_What you are asked to do:_ Write out each line from the data below that includes the word "through".

== == ==

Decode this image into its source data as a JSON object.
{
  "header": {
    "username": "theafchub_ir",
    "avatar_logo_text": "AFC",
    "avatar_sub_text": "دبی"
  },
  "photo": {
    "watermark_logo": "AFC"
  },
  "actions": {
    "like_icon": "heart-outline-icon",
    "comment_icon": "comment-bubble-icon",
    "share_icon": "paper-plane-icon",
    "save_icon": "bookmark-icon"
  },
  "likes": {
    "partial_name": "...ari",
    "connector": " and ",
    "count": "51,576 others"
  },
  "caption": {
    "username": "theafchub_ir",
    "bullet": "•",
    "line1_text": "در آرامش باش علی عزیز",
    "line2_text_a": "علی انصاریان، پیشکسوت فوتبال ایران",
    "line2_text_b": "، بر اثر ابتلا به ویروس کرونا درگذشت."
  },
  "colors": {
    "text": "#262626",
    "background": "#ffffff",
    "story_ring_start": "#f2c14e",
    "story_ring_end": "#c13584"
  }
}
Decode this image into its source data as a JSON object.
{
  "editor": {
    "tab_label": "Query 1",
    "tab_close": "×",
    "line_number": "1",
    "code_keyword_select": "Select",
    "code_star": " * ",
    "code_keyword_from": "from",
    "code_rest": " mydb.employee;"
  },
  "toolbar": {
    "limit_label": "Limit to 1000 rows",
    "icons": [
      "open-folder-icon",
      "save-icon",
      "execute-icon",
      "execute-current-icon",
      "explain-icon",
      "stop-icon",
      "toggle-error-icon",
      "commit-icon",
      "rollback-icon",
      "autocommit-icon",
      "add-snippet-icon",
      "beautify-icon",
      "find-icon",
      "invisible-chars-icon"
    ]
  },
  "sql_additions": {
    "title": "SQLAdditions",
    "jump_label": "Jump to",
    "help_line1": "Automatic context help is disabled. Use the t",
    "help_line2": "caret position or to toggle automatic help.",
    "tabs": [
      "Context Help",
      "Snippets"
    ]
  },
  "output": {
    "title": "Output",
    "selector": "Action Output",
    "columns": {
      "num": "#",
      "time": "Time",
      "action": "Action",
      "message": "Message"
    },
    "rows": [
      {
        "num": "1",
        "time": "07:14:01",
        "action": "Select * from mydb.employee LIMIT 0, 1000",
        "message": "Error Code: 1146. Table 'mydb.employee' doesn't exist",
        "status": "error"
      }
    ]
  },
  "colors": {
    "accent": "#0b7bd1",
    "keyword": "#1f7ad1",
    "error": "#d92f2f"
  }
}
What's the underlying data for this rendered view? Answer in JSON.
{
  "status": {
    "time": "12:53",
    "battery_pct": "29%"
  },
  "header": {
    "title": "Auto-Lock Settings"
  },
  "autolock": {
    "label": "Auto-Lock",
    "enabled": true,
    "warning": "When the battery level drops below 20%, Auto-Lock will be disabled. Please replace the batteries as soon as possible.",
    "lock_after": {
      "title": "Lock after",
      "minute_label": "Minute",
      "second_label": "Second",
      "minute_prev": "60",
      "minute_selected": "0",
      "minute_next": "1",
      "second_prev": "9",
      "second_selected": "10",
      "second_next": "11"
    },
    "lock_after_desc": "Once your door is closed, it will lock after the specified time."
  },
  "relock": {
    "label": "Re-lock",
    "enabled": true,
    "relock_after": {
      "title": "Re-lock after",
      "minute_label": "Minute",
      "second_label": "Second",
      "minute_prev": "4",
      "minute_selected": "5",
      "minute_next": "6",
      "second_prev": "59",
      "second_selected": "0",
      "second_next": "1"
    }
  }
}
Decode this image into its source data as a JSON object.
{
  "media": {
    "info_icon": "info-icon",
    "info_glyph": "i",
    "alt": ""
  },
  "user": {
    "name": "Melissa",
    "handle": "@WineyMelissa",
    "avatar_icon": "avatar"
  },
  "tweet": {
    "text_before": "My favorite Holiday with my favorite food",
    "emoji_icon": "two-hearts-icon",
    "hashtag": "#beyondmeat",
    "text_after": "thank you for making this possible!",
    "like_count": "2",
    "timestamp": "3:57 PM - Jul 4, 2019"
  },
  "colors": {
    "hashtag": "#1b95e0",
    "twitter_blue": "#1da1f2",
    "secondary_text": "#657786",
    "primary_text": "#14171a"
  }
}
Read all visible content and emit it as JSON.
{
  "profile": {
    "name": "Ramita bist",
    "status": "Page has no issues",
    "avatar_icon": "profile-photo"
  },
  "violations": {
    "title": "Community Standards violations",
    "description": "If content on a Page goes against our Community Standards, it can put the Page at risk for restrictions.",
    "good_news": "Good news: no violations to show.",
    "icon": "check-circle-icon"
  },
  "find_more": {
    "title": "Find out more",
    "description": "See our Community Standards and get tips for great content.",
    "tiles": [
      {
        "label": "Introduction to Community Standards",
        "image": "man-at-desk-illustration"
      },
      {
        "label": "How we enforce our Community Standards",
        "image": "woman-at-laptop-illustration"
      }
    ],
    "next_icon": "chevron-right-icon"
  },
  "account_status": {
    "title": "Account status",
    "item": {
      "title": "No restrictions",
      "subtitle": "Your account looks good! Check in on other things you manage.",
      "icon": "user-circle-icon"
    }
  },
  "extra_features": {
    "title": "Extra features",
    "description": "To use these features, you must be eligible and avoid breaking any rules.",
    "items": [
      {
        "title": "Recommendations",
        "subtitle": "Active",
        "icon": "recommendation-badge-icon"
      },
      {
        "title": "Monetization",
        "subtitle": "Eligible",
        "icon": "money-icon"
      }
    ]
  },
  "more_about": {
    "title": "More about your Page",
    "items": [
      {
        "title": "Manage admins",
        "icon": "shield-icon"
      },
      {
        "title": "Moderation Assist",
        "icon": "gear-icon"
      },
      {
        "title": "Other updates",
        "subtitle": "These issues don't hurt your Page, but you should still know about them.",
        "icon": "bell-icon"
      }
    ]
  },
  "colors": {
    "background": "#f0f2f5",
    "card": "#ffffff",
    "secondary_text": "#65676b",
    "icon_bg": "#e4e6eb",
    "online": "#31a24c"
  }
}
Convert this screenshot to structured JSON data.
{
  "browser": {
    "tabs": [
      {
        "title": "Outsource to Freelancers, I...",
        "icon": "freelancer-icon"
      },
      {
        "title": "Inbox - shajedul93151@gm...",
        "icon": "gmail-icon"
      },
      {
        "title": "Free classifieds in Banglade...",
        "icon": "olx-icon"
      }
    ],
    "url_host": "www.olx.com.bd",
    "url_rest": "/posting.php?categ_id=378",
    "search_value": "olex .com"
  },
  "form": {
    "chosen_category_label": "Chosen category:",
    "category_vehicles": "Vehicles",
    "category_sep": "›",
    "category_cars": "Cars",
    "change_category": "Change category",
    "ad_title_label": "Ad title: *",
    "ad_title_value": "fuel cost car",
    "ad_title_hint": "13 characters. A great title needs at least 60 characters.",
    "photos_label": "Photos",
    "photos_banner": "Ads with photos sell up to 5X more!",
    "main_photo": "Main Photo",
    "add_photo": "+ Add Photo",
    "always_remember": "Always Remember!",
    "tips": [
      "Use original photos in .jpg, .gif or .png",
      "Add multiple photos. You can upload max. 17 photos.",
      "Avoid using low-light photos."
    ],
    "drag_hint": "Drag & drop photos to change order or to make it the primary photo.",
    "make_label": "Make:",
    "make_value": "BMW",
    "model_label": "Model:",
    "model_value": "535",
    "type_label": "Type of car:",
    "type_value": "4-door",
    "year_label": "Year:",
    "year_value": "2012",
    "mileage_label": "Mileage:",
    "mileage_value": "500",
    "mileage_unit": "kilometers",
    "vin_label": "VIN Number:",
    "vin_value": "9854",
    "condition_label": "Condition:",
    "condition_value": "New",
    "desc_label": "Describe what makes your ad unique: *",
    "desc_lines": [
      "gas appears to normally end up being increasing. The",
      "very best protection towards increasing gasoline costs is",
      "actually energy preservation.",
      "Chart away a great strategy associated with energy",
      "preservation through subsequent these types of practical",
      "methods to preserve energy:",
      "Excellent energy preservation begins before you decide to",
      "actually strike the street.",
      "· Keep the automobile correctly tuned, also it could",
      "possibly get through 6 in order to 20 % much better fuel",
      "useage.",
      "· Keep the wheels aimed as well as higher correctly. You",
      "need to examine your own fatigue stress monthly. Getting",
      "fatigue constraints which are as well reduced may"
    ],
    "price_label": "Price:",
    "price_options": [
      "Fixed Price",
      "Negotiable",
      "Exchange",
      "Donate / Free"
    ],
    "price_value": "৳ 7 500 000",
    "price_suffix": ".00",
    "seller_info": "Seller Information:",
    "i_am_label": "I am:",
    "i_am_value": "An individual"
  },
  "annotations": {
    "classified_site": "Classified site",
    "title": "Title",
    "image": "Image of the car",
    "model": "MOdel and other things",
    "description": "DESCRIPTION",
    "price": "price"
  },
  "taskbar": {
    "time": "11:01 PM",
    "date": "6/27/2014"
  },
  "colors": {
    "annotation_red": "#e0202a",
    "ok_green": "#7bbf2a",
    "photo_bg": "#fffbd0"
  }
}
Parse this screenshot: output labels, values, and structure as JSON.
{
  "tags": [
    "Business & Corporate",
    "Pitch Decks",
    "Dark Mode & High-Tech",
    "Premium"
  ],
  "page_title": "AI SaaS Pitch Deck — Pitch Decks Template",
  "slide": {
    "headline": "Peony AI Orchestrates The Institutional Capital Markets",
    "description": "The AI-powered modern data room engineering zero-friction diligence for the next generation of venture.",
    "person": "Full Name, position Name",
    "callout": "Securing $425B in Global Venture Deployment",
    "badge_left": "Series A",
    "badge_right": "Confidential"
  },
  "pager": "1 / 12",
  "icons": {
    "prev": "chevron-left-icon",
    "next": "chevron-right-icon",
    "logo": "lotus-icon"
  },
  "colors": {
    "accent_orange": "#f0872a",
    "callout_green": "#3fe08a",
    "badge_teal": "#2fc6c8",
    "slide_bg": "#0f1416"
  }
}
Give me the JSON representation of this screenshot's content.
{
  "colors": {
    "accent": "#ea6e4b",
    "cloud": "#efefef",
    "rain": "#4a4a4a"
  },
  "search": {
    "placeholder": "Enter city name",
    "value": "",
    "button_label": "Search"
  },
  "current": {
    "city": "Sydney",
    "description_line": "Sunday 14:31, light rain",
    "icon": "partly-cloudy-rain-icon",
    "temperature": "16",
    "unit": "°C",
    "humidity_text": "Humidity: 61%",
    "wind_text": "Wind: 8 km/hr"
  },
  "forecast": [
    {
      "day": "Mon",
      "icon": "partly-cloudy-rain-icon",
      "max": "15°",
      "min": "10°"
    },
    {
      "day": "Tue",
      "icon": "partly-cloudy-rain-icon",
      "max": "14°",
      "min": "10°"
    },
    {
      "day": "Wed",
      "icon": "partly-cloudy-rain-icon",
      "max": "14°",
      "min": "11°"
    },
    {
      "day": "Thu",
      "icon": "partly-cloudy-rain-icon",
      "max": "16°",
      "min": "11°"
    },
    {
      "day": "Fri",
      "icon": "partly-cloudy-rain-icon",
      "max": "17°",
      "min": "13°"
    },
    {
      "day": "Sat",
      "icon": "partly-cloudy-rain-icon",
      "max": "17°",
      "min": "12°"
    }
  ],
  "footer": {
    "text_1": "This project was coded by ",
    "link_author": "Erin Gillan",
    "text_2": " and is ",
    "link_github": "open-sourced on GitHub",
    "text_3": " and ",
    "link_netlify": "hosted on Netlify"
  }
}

== == ==

_The result:_
      "preservation through subsequent these types of practical",
      "possibly get through 6 in order to 20 % much better fuel",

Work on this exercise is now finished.